Written request | Please transcribe the rows from the line with "value-label-separator-2021: / <box>570" up to and including the line with "x-tick-label-2025: 2025 <box>1015 716", character for character.

Dataset records |

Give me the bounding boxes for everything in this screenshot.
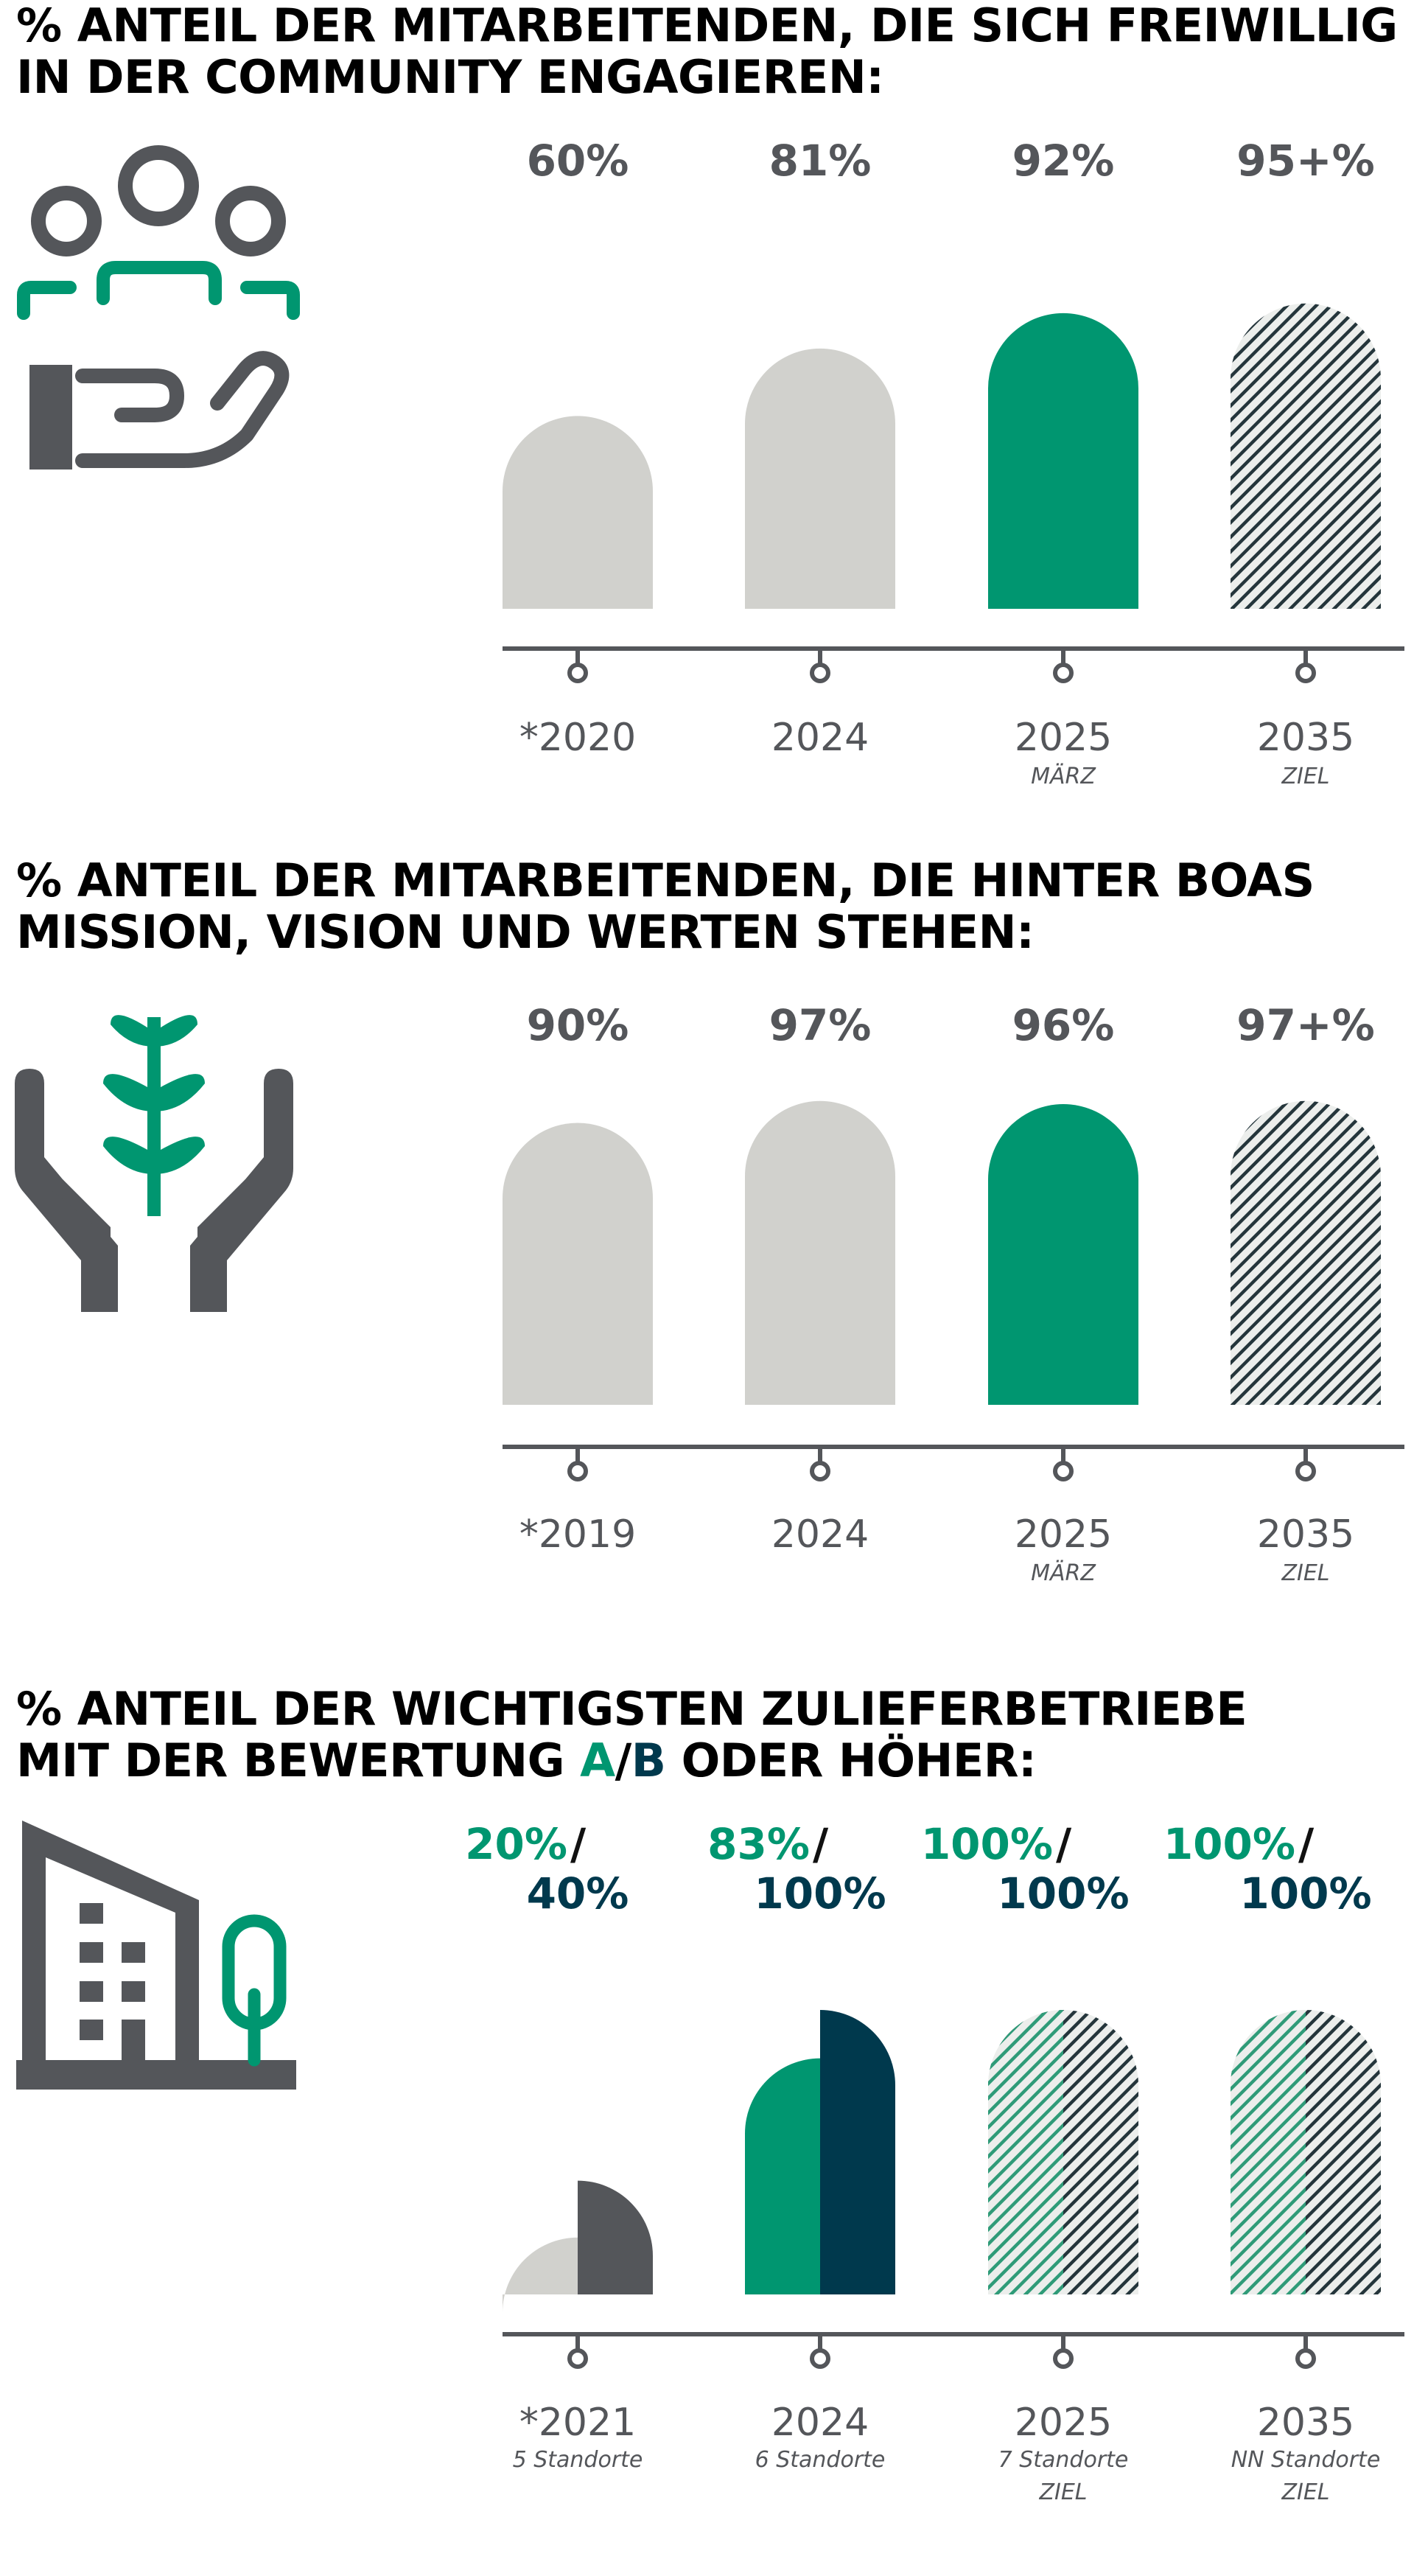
value-label-separator-2021: / <box>570 1819 587 1869</box>
bar-a-2025 <box>988 2010 1063 2294</box>
x-tick-label-2024: 2024 <box>771 2401 869 2445</box>
x-tick-label-2024: 2024 <box>771 716 869 760</box>
x-tick-label-2035: 2035 <box>1257 1512 1354 1557</box>
axis-tick-dot <box>1295 2348 1316 2369</box>
chart-1-title-line-1: % ANTEIL DER MITARBEITENDEN, DIE SICH FR… <box>16 0 1398 52</box>
x-tick-label-2035: 2035 <box>1257 716 1354 760</box>
value-label-separator-2024: / <box>813 1819 829 1869</box>
x-sublabel-2035: ZIEL <box>1281 1560 1329 1586</box>
x-tick-label-2025: 2025 <box>1015 716 1112 760</box>
chart-3-title-line-1: % ANTEIL DER WICHTIGSTEN ZULIEFERBETRIEB… <box>16 1682 1247 1736</box>
axis-tick-dot <box>810 2348 830 2369</box>
chart-1-volunteering: 60% *2020 81% 2024 92% 2025 MÄRZ 95+% 2035 ZIEL <box>503 136 1404 789</box>
value-label-a-2024: 83% <box>707 1819 810 1869</box>
bar-a-2021 <box>503 2237 578 2313</box>
x-sublabel-2024: 6 Standorte <box>755 2447 886 2473</box>
value-label-b-2035: 100% <box>1239 1868 1371 1919</box>
bar-2024 <box>745 1100 895 1405</box>
x-sublabel-2035: ZIEL <box>1281 764 1329 789</box>
bar-2035 <box>1231 1100 1381 1405</box>
chart-1-title-line-2: IN DER COMMUNITY ENGAGIEREN: <box>16 50 884 104</box>
chart-3-title-b: B <box>631 1734 666 1787</box>
axis-tick-dot <box>1053 1461 1074 1481</box>
chart-3-title-slash: / <box>615 1734 632 1787</box>
volunteer-people-hand-icon <box>17 145 300 470</box>
x-tick-label-2019: *2019 <box>519 1512 636 1557</box>
axis-tick-dot <box>1295 1461 1316 1481</box>
value-label-a-2021: 20% <box>465 1819 567 1869</box>
x-sublabel2-2035: ZIEL <box>1281 2479 1329 2505</box>
x-tick-label-2020: *2020 <box>519 716 636 760</box>
plant-in-hands-icon <box>15 1015 293 1312</box>
axis-tick-dot <box>567 1461 588 1481</box>
value-label-a-2025: 100% <box>921 1819 1053 1869</box>
bar-2025 <box>988 313 1138 609</box>
value-label-2024: 97% <box>769 1000 872 1050</box>
value-label-b-2024: 100% <box>754 1868 886 1919</box>
axis-tick-dot <box>1053 663 1074 683</box>
value-label-a-2035: 100% <box>1163 1819 1295 1869</box>
bar-2035 <box>1231 303 1381 609</box>
bar-2020 <box>503 416 653 609</box>
bar-2019 <box>503 1123 653 1405</box>
chart-3-title-a: A <box>580 1734 615 1787</box>
chart-3-title-post: ODER HÖHER: <box>665 1734 1037 1787</box>
value-label-separator-2035: / <box>1298 1819 1315 1869</box>
x-tick-label-2024: 2024 <box>771 1512 869 1557</box>
bar-2024 <box>745 348 895 609</box>
chart-3-title-pre: MIT DER BEWERTUNG <box>16 1734 581 1787</box>
axis-tick-dot <box>567 663 588 683</box>
x-sublabel2-2025: ZIEL <box>1038 2479 1087 2505</box>
value-label-2025: 96% <box>1012 1000 1115 1050</box>
value-label-2019: 90% <box>527 1000 629 1050</box>
value-label-2024: 81% <box>769 136 872 186</box>
axis-tick-dot <box>1295 663 1316 683</box>
x-sublabel-2025: 7 Standorte <box>998 2447 1129 2473</box>
x-sublabel-2025: MÄRZ <box>1031 1560 1096 1586</box>
bar-2025 <box>988 1104 1138 1405</box>
building-tree-icon <box>16 1821 296 2090</box>
chart-3-title-line-2: MIT DER BEWERTUNG A/B ODER HÖHER: <box>16 1735 1247 1787</box>
axis-tick-dot <box>810 663 830 683</box>
x-tick-label-2025: 2025 <box>1015 1512 1112 1557</box>
chart-1-title: % ANTEIL DER MITARBEITENDEN, DIE SICH FR… <box>16 0 1398 103</box>
axis-tick-dot <box>810 1461 830 1481</box>
bar-b-2021 <box>578 2180 653 2294</box>
value-label-2025: 92% <box>1012 136 1115 186</box>
chart-2-mission-vision: 90% *2019 97% 2024 96% 2025 MÄRZ 97+% 2035 ZIEL <box>503 1000 1404 1586</box>
value-label-2035: 97+% <box>1236 1000 1374 1050</box>
axis-tick-dot <box>1053 2348 1074 2369</box>
chart-2-title-line-2: MISSION, VISION UND WERTEN STEHEN: <box>16 905 1035 959</box>
bar-a-2024 <box>745 2058 820 2294</box>
value-label-b-2025: 100% <box>997 1868 1129 1919</box>
bar-a-2035 <box>1231 2010 1306 2294</box>
chart-3-title: % ANTEIL DER WICHTIGSTEN ZULIEFERBETRIEB… <box>16 1683 1247 1787</box>
axis-tick-dot <box>567 2348 588 2369</box>
value-label-separator-2025: / <box>1056 1819 1072 1869</box>
bar-b-2024 <box>820 2010 895 2294</box>
x-tick-label-2035: 2035 <box>1257 2401 1354 2445</box>
x-sublabel-2021: 5 Standorte <box>513 2447 643 2473</box>
chart-2-title: % ANTEIL DER MITARBEITENDEN, DIE HINTER … <box>16 855 1315 958</box>
x-sublabel-2025: MÄRZ <box>1031 763 1096 789</box>
value-label-2035: 95+% <box>1236 136 1374 186</box>
x-tick-label-2021: *2021 <box>519 2401 636 2445</box>
x-tick-label-2025: 2025 <box>1015 2401 1112 2445</box>
value-label-2020: 60% <box>527 136 629 186</box>
x-sublabel-2035: NN Standorte <box>1231 2447 1381 2473</box>
value-label-b-2021: 40% <box>527 1868 629 1919</box>
chart-2-title-line-1: % ANTEIL DER MITARBEITENDEN, DIE HINTER … <box>16 854 1315 907</box>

The answer |
value-label-separator-2021: / <box>570 1819 587 1869</box>
bar-a-2025 <box>988 2010 1063 2294</box>
x-tick-label-2024: 2024 <box>771 2401 869 2445</box>
x-tick-label-2024: 2024 <box>771 716 869 760</box>
x-tick-label-2035: 2035 <box>1257 1512 1354 1557</box>
axis-tick-dot <box>1295 2348 1316 2369</box>
chart-1-title-line-1: % ANTEIL DER MITARBEITENDEN, DIE SICH FR… <box>16 0 1398 52</box>
x-tick-label-2035: 2035 <box>1257 716 1354 760</box>
value-label-separator-2024: / <box>813 1819 829 1869</box>
x-sublabel-2035: ZIEL <box>1281 1560 1329 1586</box>
x-tick-label-2025: 2025 <box>1015 716 1112 760</box>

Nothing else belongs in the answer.